> _TASK PROMPT_: In the entries below, count every line with the string "this". State the count and nothing else.

> _Records from a dataset_:
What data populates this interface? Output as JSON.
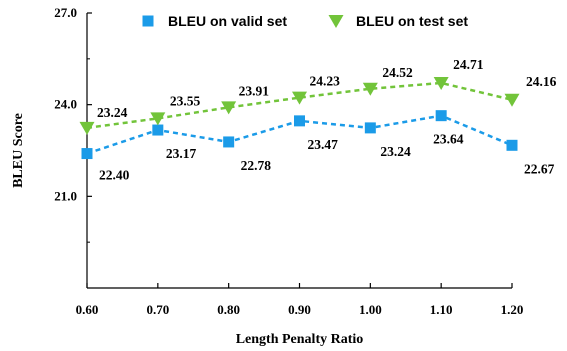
{
  "chart_data": {
    "type": "line",
    "title": "",
    "xlabel": "Length Penalty Ratio",
    "ylabel": "BLEU Score",
    "x": [
      0.6,
      0.7,
      0.8,
      0.9,
      1.0,
      1.1,
      1.2
    ],
    "x_tick_labels": [
      "0.60",
      "0.70",
      "0.80",
      "0.90",
      "1.00",
      "1.10",
      "1.20"
    ],
    "y_tick_labels": [
      "21.0",
      "24.0",
      "27.0"
    ],
    "y_ticks": [
      21.0,
      24.0,
      27.0
    ],
    "xlim": [
      0.6,
      1.2
    ],
    "ylim": [
      18.0,
      27.0
    ],
    "grid": false,
    "legend_position": "top",
    "series": [
      {
        "name": "BLEU on valid set",
        "values": [
          22.4,
          23.17,
          22.78,
          23.47,
          23.24,
          23.64,
          22.67
        ],
        "labels": [
          "22.40",
          "23.17",
          "22.78",
          "23.47",
          "23.24",
          "23.64",
          "22.67"
        ],
        "color": "#1B9BE8",
        "marker": "square",
        "line_style": "dashed"
      },
      {
        "name": "BLEU on test set",
        "values": [
          23.24,
          23.55,
          23.91,
          24.23,
          24.52,
          24.71,
          24.16
        ],
        "labels": [
          "23.24",
          "23.55",
          "23.91",
          "24.23",
          "24.52",
          "24.71",
          "24.16"
        ],
        "color": "#72C43A",
        "marker": "triangle-down",
        "line_style": "dashed"
      }
    ]
  }
}
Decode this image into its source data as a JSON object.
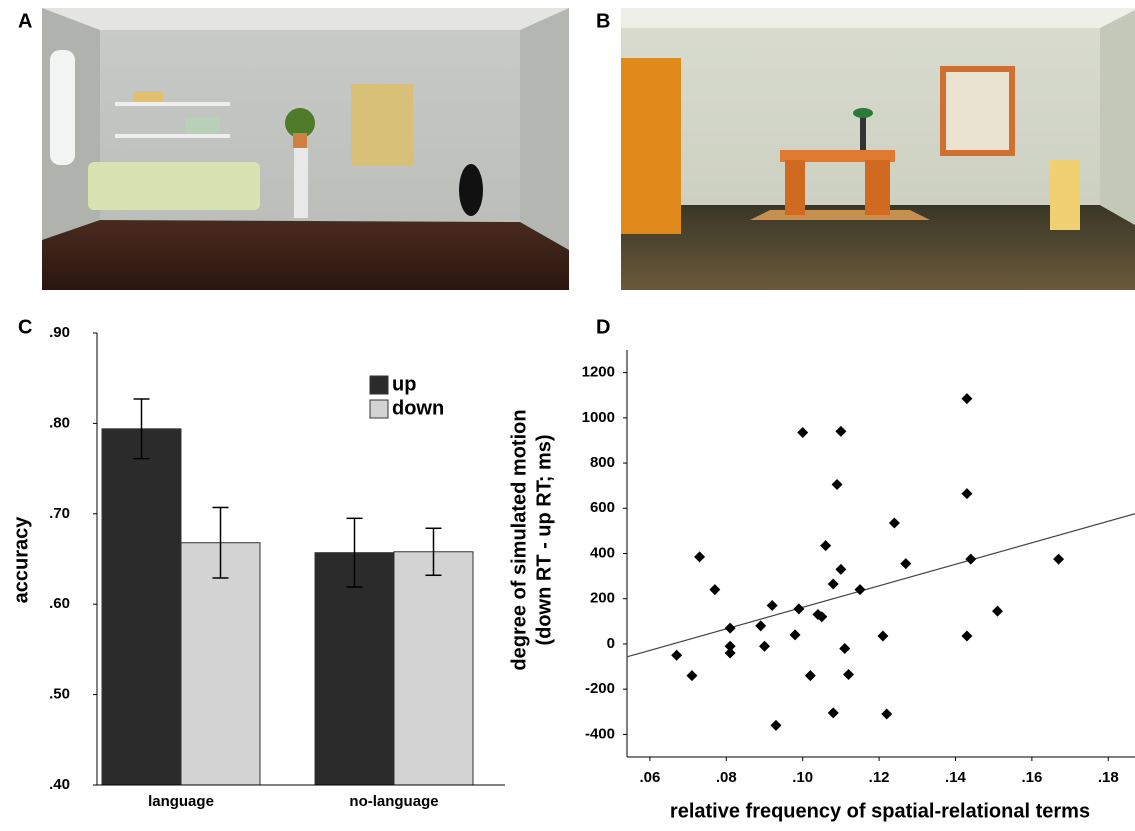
{
  "images": [
    {
      "label": "A"
    },
    {
      "label": "B"
    }
  ],
  "chart_data": [
    {
      "type": "bar",
      "panel": "C",
      "ylabel": "accuracy",
      "categories": [
        "language",
        "no-language"
      ],
      "series": [
        {
          "name": "up",
          "color": "#2b2b2b",
          "values": [
            0.794,
            0.657
          ],
          "errors": [
            0.033,
            0.038
          ]
        },
        {
          "name": "down",
          "color": "#d3d3d3",
          "values": [
            0.668,
            0.658
          ],
          "errors": [
            0.039,
            0.026
          ]
        }
      ],
      "ylim": [
        0.4,
        0.9
      ],
      "yticks": [
        {
          "value": 0.4,
          "label": ".40"
        },
        {
          "value": 0.5,
          "label": ".50"
        },
        {
          "value": 0.6,
          "label": ".60"
        },
        {
          "value": 0.7,
          "label": ".70"
        },
        {
          "value": 0.8,
          "label": ".80"
        },
        {
          "value": 0.9,
          "label": ".90"
        }
      ],
      "legend": "upper-right"
    },
    {
      "type": "scatter",
      "panel": "D",
      "ylabel": [
        "degree of simulated motion",
        "(down RT - up RT; ms)"
      ],
      "xlabel": "relative frequency of spatial-relational terms",
      "color": "#000000",
      "x": [
        0.067,
        0.071,
        0.073,
        0.077,
        0.081,
        0.081,
        0.081,
        0.089,
        0.09,
        0.092,
        0.093,
        0.098,
        0.099,
        0.1,
        0.102,
        0.104,
        0.105,
        0.106,
        0.108,
        0.108,
        0.109,
        0.11,
        0.11,
        0.111,
        0.112,
        0.115,
        0.121,
        0.122,
        0.124,
        0.127,
        0.143,
        0.143,
        0.143,
        0.144,
        0.151,
        0.167
      ],
      "values": [
        -50,
        -140,
        385,
        240,
        70,
        -10,
        -40,
        80,
        -10,
        170,
        -360,
        40,
        155,
        935,
        -140,
        130,
        120,
        435,
        265,
        -305,
        705,
        940,
        330,
        -20,
        -135,
        240,
        35,
        -310,
        535,
        355,
        1085,
        665,
        35,
        375,
        145,
        375
      ],
      "fit": {
        "x": [
          0.054,
          0.187
        ],
        "y": [
          -57,
          576
        ]
      },
      "xlim": [
        0.054,
        0.187
      ],
      "ylim": [
        -500,
        1300
      ],
      "xticks": [
        {
          "value": 0.06,
          "label": ".06"
        },
        {
          "value": 0.08,
          "label": ".08"
        },
        {
          "value": 0.1,
          "label": ".10"
        },
        {
          "value": 0.12,
          "label": ".12"
        },
        {
          "value": 0.14,
          "label": ".14"
        },
        {
          "value": 0.16,
          "label": ".16"
        },
        {
          "value": 0.18,
          "label": ".18"
        }
      ],
      "yticks": [
        -400,
        -200,
        0,
        200,
        400,
        600,
        800,
        1000,
        1200
      ]
    }
  ]
}
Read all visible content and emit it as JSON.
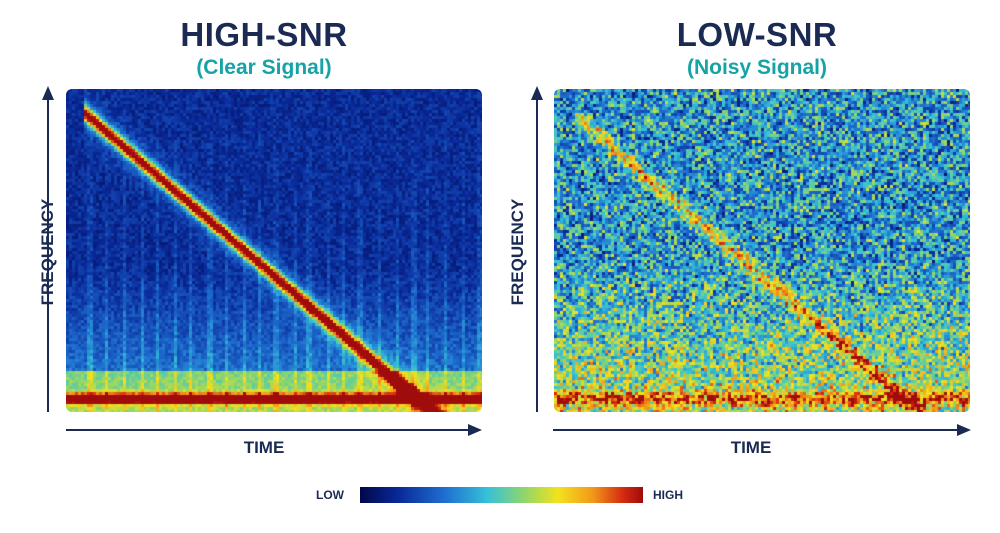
{
  "panels": [
    {
      "title": "HIGH-SNR",
      "subtitle": "(Clear Signal)",
      "ylabel": "FREQUENCY",
      "xlabel": "TIME",
      "noise_level": "low"
    },
    {
      "title": "LOW-SNR",
      "subtitle": "(Noisy Signal)",
      "ylabel": "FREQUENCY",
      "xlabel": "TIME",
      "noise_level": "high"
    }
  ],
  "legend": {
    "low_label": "LOW",
    "high_label": "HIGH"
  },
  "colors": {
    "title": "#1a2a52",
    "subtitle": "#16a3a6",
    "axis": "#1a2a52"
  }
}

> _EXERCISE ANSWER_: 2